= Problem requirements =
Word for word, retype every entry in the listing.

## BEGIN

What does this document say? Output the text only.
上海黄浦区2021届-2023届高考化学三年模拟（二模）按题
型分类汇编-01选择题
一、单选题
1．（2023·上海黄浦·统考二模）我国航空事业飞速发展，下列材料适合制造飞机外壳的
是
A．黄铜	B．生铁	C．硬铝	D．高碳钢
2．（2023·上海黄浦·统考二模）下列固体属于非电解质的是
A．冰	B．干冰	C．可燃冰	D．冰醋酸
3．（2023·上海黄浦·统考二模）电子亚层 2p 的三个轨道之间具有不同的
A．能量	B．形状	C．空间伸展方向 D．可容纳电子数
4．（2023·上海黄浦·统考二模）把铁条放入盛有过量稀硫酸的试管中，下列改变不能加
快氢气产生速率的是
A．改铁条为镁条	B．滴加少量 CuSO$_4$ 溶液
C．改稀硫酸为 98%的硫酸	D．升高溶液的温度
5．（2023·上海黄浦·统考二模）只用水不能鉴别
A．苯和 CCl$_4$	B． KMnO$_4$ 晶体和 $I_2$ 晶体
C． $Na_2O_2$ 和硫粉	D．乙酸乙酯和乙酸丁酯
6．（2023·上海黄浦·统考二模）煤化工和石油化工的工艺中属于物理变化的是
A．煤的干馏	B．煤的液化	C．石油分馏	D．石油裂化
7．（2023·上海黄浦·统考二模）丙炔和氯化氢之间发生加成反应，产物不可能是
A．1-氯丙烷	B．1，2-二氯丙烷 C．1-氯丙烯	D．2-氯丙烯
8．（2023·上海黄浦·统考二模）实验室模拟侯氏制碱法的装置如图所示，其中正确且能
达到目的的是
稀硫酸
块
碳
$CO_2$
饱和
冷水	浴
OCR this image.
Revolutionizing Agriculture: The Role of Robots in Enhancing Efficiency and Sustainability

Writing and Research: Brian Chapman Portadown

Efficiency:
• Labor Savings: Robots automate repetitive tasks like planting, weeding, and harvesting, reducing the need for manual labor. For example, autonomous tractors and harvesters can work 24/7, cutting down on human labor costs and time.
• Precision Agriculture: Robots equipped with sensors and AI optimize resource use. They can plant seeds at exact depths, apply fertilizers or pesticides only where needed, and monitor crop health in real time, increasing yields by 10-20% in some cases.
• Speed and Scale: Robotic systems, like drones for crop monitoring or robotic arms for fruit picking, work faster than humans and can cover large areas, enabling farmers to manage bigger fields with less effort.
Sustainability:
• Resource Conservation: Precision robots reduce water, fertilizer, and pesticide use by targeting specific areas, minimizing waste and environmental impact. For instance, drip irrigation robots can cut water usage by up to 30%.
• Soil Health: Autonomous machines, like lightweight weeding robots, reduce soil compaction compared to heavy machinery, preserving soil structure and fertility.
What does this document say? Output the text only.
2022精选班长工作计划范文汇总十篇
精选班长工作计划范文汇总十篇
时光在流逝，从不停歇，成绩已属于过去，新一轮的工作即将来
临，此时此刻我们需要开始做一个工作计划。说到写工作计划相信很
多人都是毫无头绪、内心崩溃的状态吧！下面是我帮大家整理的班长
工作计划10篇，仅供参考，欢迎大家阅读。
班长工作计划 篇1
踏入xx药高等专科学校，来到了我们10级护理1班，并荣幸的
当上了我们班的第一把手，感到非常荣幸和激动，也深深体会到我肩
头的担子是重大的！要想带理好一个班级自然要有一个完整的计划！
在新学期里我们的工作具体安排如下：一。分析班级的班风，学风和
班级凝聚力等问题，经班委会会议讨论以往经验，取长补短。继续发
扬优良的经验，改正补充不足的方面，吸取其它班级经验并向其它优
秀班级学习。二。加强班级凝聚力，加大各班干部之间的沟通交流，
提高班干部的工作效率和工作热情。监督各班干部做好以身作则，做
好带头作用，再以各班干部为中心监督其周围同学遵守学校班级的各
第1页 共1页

## END

= Correct result =
What does this document say? Output the text only.
上海黄浦区2021届-2023届高考化学三年模拟（二模）按题
型分类汇编-01选择题
一、单选题
1．（2023·上海黄浦·统考二模）我国航空事业飞速发展，下列材料适合制造飞机外壳的
是
A．黄铜	B．生铁	C．硬铝	D．高碳钢
2．（2023·上海黄浦·统考二模）下列固体属于非电解质的是
A．冰	B．干冰	C．可燃冰	D．冰醋酸
3．（2023·上海黄浦·统考二模）电子亚层 2p 的三个轨道之间具有不同的
A．能量	B．形状	C．空间伸展方向 D．可容纳电子数
4．（2023·上海黄浦·统考二模）把铁条放入盛有过量稀硫酸的试管中，下列改变不能加
快氢气产生速率的是
A．改铁条为镁条	B．滴加少量 CuSO$_4$ 溶液
C．改稀硫酸为 98%的硫酸	D．升高溶液的温度
5．（2023·上海黄浦·统考二模）只用水不能鉴别
A．苯和 CCl$_4$	B． KMnO$_4$ 晶体和 $I_2$ 晶体
C． $Na_2O_2$ 和硫粉	D．乙酸乙酯和乙酸丁酯
6．（2023·上海黄浦·统考二模）煤化工和石油化工的工艺中属于物理变化的是
A．煤的干馏	B．煤的液化	C．石油分馏	D．石油裂化
7．（2023·上海黄浦·统考二模）丙炔和氯化氢之间发生加成反应，产物不可能是
A．1-氯丙烷	B．1，2-二氯丙烷 C．1-氯丙烯	D．2-氯丙烯
8．（2023·上海黄浦·统考二模）实验室模拟侯氏制碱法的装置如图所示，其中正确且能
达到目的的是
稀硫酸
块
碳
$CO_2$
饱和
冷水	浴
OCR this image.
Revolutionizing Agriculture: The Role of Robots in Enhancing Efficiency and Sustainability

Writing and Research: Brian Chapman Portadown

Efficiency:
• Labor Savings: Robots automate repetitive tasks like planting, weeding, and harvesting, reducing the need for manual labor. For example, autonomous tractors and harvesters can work 24/7, cutting down on human labor costs and time.
• Precision Agriculture: Robots equipped with sensors and AI optimize resource use. They can plant seeds at exact depths, apply fertilizers or pesticides only where needed, and monitor crop health in real time, increasing yields by 10-20% in some cases.
• Speed and Scale: Robotic systems, like drones for crop monitoring or robotic arms for fruit picking, work faster than humans and can cover large areas, enabling farmers to manage bigger fields with less effort.
Sustainability:
• Resource Conservation: Precision robots reduce water, fertilizer, and pesticide use by targeting specific areas, minimizing waste and environmental impact. For instance, drip irrigation robots can cut water usage by up to 30%.
• Soil Health: Autonomous machines, like lightweight weeding robots, reduce soil compaction compared to heavy machinery, preserving soil structure and fertility.
What does this document say? Output the text only.
2022精选班长工作计划范文汇总十篇
精选班长工作计划范文汇总十篇
时光在流逝，从不停歇，成绩已属于过去，新一轮的工作即将来
临，此时此刻我们需要开始做一个工作计划。说到写工作计划相信很
多人都是毫无头绪、内心崩溃的状态吧！下面是我帮大家整理的班长
工作计划10篇，仅供参考，欢迎大家阅读。
班长工作计划 篇1
踏入xx药高等专科学校，来到了我们10级护理1班，并荣幸的
当上了我们班的第一把手，感到非常荣幸和激动，也深深体会到我肩
头的担子是重大的！要想带理好一个班级自然要有一个完整的计划！
在新学期里我们的工作具体安排如下：一。分析班级的班风，学风和
班级凝聚力等问题，经班委会会议讨论以往经验，取长补短。继续发
扬优良的经验，改正补充不足的方面，吸取其它班级经验并向其它优
秀班级学习。二。加强班级凝聚力，加大各班干部之间的沟通交流，
提高班干部的工作效率和工作热情。监督各班干部做好以身作则，做
好带头作用，再以各班干部为中心监督其周围同学遵守学校班级的各
第1页 共1页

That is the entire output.